▶ _Recorded information_:
-------

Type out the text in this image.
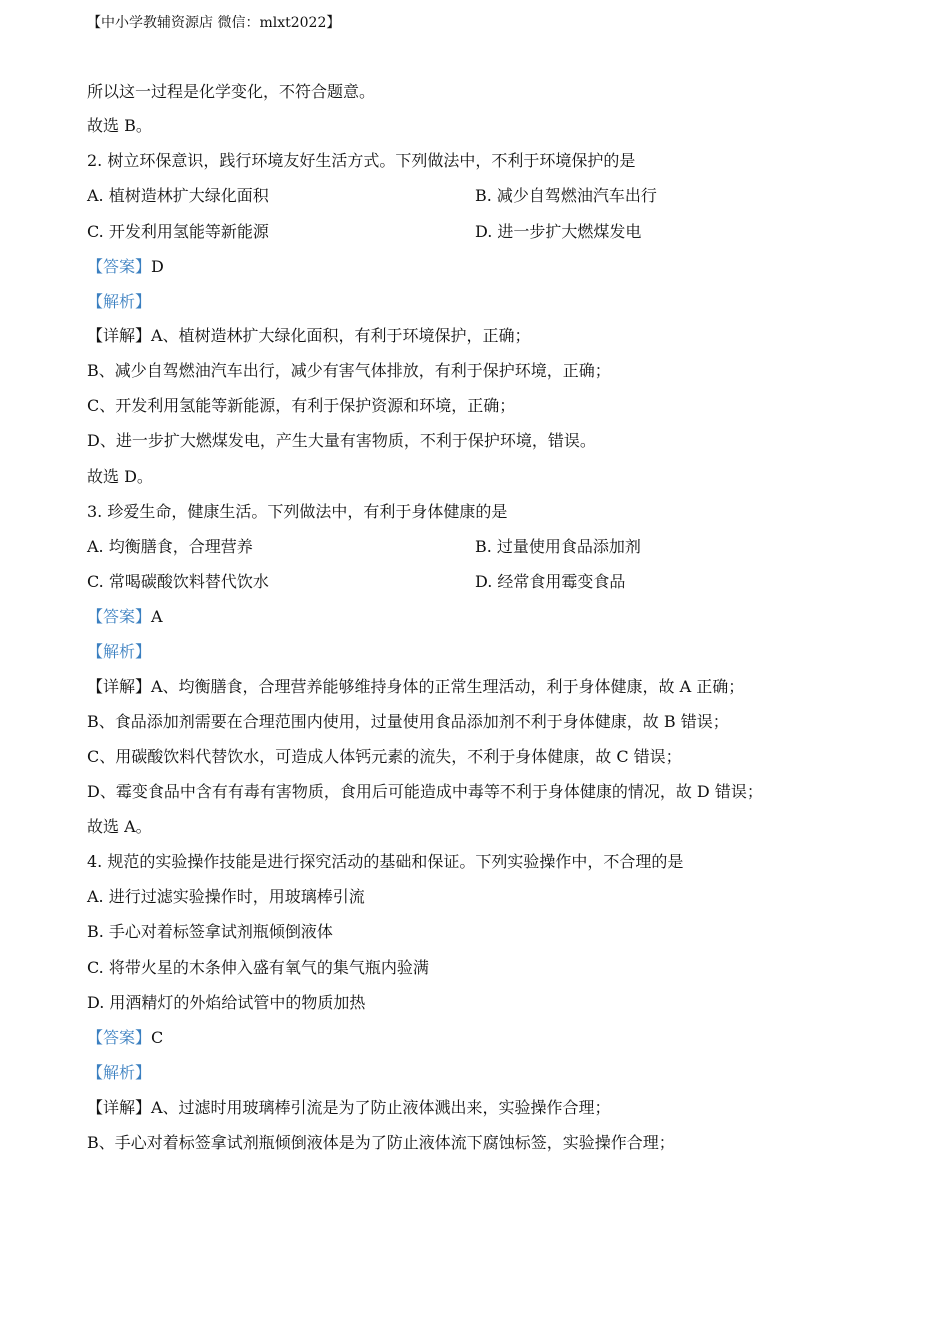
【中小学教辅资源店 微信：mlxt2022】
所以这一过程是化学变化，不符合题意。
故选 B。
2. 树立环保意识，践行环境友好生活方式。下列做法中，不利于环境保护的是
A. 植树造林扩大绿化面积	B. 减少自驾燃油汽车出行
C. 开发利用氢能等新能源	D. 进一步扩大燃煤发电
【答案】D
【解析】
【详解】A、植树造林扩大绿化面积，有利于环境保护，正确；
B、减少自驾燃油汽车出行，减少有害气体排放，有利于保护环境，正确；
C、开发利用氢能等新能源，有利于保护资源和环境，正确；
D、进一步扩大燃煤发电，产生大量有害物质，不利于保护环境，错误。
故选 D。
3. 珍爱生命，健康生活。下列做法中，有利于身体健康的是
A. 均衡膳食，合理营养	B. 过量使用食品添加剂
C. 常喝碳酸饮料替代饮水	D. 经常食用霉变食品
【答案】A
【解析】
【详解】A、均衡膳食，合理营养能够维持身体的正常生理活动，利于身体健康，故 A 正确；
B、食品添加剂需要在合理范围内使用，过量使用食品添加剂不利于身体健康，故 B 错误；
C、用碳酸饮料代替饮水，可造成人体钙元素的流失，不利于身体健康，故 C 错误；
D、霉变食品中含有有毒有害物质，食用后可能造成中毒等不利于身体健康的情况，故 D 错误；
故选 A。
4. 规范的实验操作技能是进行探究活动的基础和保证。下列实验操作中，不合理的是
A. 进行过滤实验操作时，用玻璃棒引流
B. 手心对着标签拿试剂瓶倾倒液体
C. 将带火星的木条伸入盛有氧气的集气瓶内验满
D. 用酒精灯的外焰给试管中的物质加热
【答案】C
【解析】
【详解】A、过滤时用玻璃棒引流是为了防止液体溅出来，实验操作合理；
B、手心对着标签拿试剂瓶倾倒液体是为了防止液体流下腐蚀标签，实验操作合理；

-------

▶ _Required task_:
Omit every picture while copying the listing above exactly.

▶ _Answer below_:
Type out the text in this image.
【中小学教辅资源店 微信：mlxt2022】
所以这一过程是化学变化，不符合题意。
故选 B。
2. 树立环保意识，践行环境友好生活方式。下列做法中，不利于环境保护的是
A. 植树造林扩大绿化面积	B. 减少自驾燃油汽车出行
C. 开发利用氢能等新能源	D. 进一步扩大燃煤发电
【答案】D
【解析】
【详解】A、植树造林扩大绿化面积，有利于环境保护，正确；
B、减少自驾燃油汽车出行，减少有害气体排放，有利于保护环境，正确；
C、开发利用氢能等新能源，有利于保护资源和环境，正确；
D、进一步扩大燃煤发电，产生大量有害物质，不利于保护环境，错误。
故选 D。
3. 珍爱生命，健康生活。下列做法中，有利于身体健康的是
A. 均衡膳食，合理营养	B. 过量使用食品添加剂
C. 常喝碳酸饮料替代饮水	D. 经常食用霉变食品
【答案】A
【解析】
【详解】A、均衡膳食，合理营养能够维持身体的正常生理活动，利于身体健康，故 A 正确；
B、食品添加剂需要在合理范围内使用，过量使用食品添加剂不利于身体健康，故 B 错误；
C、用碳酸饮料代替饮水，可造成人体钙元素的流失，不利于身体健康，故 C 错误；
D、霉变食品中含有有毒有害物质，食用后可能造成中毒等不利于身体健康的情况，故 D 错误；
故选 A。
4. 规范的实验操作技能是进行探究活动的基础和保证。下列实验操作中，不合理的是
A. 进行过滤实验操作时，用玻璃棒引流
B. 手心对着标签拿试剂瓶倾倒液体
C. 将带火星的木条伸入盛有氧气的集气瓶内验满
D. 用酒精灯的外焰给试管中的物质加热
【答案】C
【解析】
【详解】A、过滤时用玻璃棒引流是为了防止液体溅出来，实验操作合理；
B、手心对着标签拿试剂瓶倾倒液体是为了防止液体流下腐蚀标签，实验操作合理；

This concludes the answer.